Figure record extracts
++++++

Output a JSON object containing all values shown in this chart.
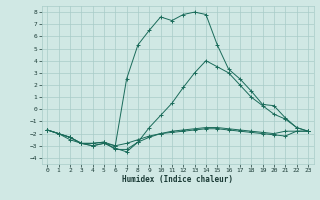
{
  "xlabel": "Humidex (Indice chaleur)",
  "bg_color": "#d0e8e4",
  "grid_color": "#a8ccc8",
  "line_color": "#1a6b5a",
  "xlim": [
    -0.5,
    23.5
  ],
  "ylim": [
    -4.5,
    8.5
  ],
  "line1_x": [
    0,
    1,
    2,
    3,
    4,
    5,
    6,
    7,
    8,
    9,
    10,
    11,
    12,
    13,
    14,
    15,
    16,
    17,
    18,
    19,
    20,
    21,
    22,
    23
  ],
  "line1_y": [
    -1.7,
    -2.0,
    -2.3,
    -2.8,
    -2.8,
    -2.7,
    -3.0,
    -2.8,
    -2.5,
    -2.2,
    -2.0,
    -1.9,
    -1.8,
    -1.7,
    -1.6,
    -1.6,
    -1.7,
    -1.8,
    -1.9,
    -2.0,
    -2.1,
    -2.2,
    -1.8,
    -1.8
  ],
  "line2_x": [
    0,
    1,
    2,
    3,
    4,
    5,
    6,
    7,
    8,
    9,
    10,
    11,
    12,
    13,
    14,
    15,
    16,
    17,
    18,
    19,
    20,
    21,
    22,
    23
  ],
  "line2_y": [
    -1.7,
    -2.0,
    -2.3,
    -2.8,
    -2.8,
    -2.7,
    -3.3,
    -3.3,
    -2.7,
    -2.3,
    -2.0,
    -1.8,
    -1.7,
    -1.6,
    -1.5,
    -1.5,
    -1.6,
    -1.7,
    -1.8,
    -1.9,
    -2.0,
    -1.8,
    -1.8,
    -1.8
  ],
  "line3_x": [
    0,
    1,
    2,
    3,
    4,
    5,
    6,
    7,
    8,
    9,
    10,
    11,
    12,
    13,
    14,
    15,
    16,
    17,
    18,
    19,
    20,
    21,
    22,
    23
  ],
  "line3_y": [
    -1.7,
    -2.0,
    -2.5,
    -2.8,
    -3.0,
    -2.8,
    -3.0,
    2.5,
    5.3,
    6.5,
    7.6,
    7.3,
    7.8,
    8.0,
    7.8,
    5.3,
    3.3,
    2.5,
    1.5,
    0.4,
    0.3,
    -0.7,
    -1.5,
    -1.8
  ],
  "line4_x": [
    0,
    1,
    2,
    3,
    4,
    5,
    6,
    7,
    8,
    9,
    10,
    11,
    12,
    13,
    14,
    15,
    16,
    17,
    18,
    19,
    20,
    21,
    22,
    23
  ],
  "line4_y": [
    -1.7,
    -2.0,
    -2.3,
    -2.8,
    -3.0,
    -2.8,
    -3.2,
    -3.5,
    -2.7,
    -1.5,
    -0.5,
    0.5,
    1.8,
    3.0,
    4.0,
    3.5,
    3.0,
    2.0,
    1.0,
    0.3,
    -0.4,
    -0.8,
    -1.5,
    -1.8
  ]
}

++++++

## Exercise details
Without the pictures, restate all of the entries above verbatim.

## Written solution
Output a JSON object containing all values shown in this chart.
{
  "xlabel": "Humidex (Indice chaleur)",
  "bg_color": "#d0e8e4",
  "grid_color": "#a8ccc8",
  "line_color": "#1a6b5a",
  "xlim": [
    -0.5,
    23.5
  ],
  "ylim": [
    -4.5,
    8.5
  ],
  "line1_x": [
    0,
    1,
    2,
    3,
    4,
    5,
    6,
    7,
    8,
    9,
    10,
    11,
    12,
    13,
    14,
    15,
    16,
    17,
    18,
    19,
    20,
    21,
    22,
    23
  ],
  "line1_y": [
    -1.7,
    -2.0,
    -2.3,
    -2.8,
    -2.8,
    -2.7,
    -3.0,
    -2.8,
    -2.5,
    -2.2,
    -2.0,
    -1.9,
    -1.8,
    -1.7,
    -1.6,
    -1.6,
    -1.7,
    -1.8,
    -1.9,
    -2.0,
    -2.1,
    -2.2,
    -1.8,
    -1.8
  ],
  "line2_x": [
    0,
    1,
    2,
    3,
    4,
    5,
    6,
    7,
    8,
    9,
    10,
    11,
    12,
    13,
    14,
    15,
    16,
    17,
    18,
    19,
    20,
    21,
    22,
    23
  ],
  "line2_y": [
    -1.7,
    -2.0,
    -2.3,
    -2.8,
    -2.8,
    -2.7,
    -3.3,
    -3.3,
    -2.7,
    -2.3,
    -2.0,
    -1.8,
    -1.7,
    -1.6,
    -1.5,
    -1.5,
    -1.6,
    -1.7,
    -1.8,
    -1.9,
    -2.0,
    -1.8,
    -1.8,
    -1.8
  ],
  "line3_x": [
    0,
    1,
    2,
    3,
    4,
    5,
    6,
    7,
    8,
    9,
    10,
    11,
    12,
    13,
    14,
    15,
    16,
    17,
    18,
    19,
    20,
    21,
    22,
    23
  ],
  "line3_y": [
    -1.7,
    -2.0,
    -2.5,
    -2.8,
    -3.0,
    -2.8,
    -3.0,
    2.5,
    5.3,
    6.5,
    7.6,
    7.3,
    7.8,
    8.0,
    7.8,
    5.3,
    3.3,
    2.5,
    1.5,
    0.4,
    0.3,
    -0.7,
    -1.5,
    -1.8
  ],
  "line4_x": [
    0,
    1,
    2,
    3,
    4,
    5,
    6,
    7,
    8,
    9,
    10,
    11,
    12,
    13,
    14,
    15,
    16,
    17,
    18,
    19,
    20,
    21,
    22,
    23
  ],
  "line4_y": [
    -1.7,
    -2.0,
    -2.3,
    -2.8,
    -3.0,
    -2.8,
    -3.2,
    -3.5,
    -2.7,
    -1.5,
    -0.5,
    0.5,
    1.8,
    3.0,
    4.0,
    3.5,
    3.0,
    2.0,
    1.0,
    0.3,
    -0.4,
    -0.8,
    -1.5,
    -1.8
  ]
}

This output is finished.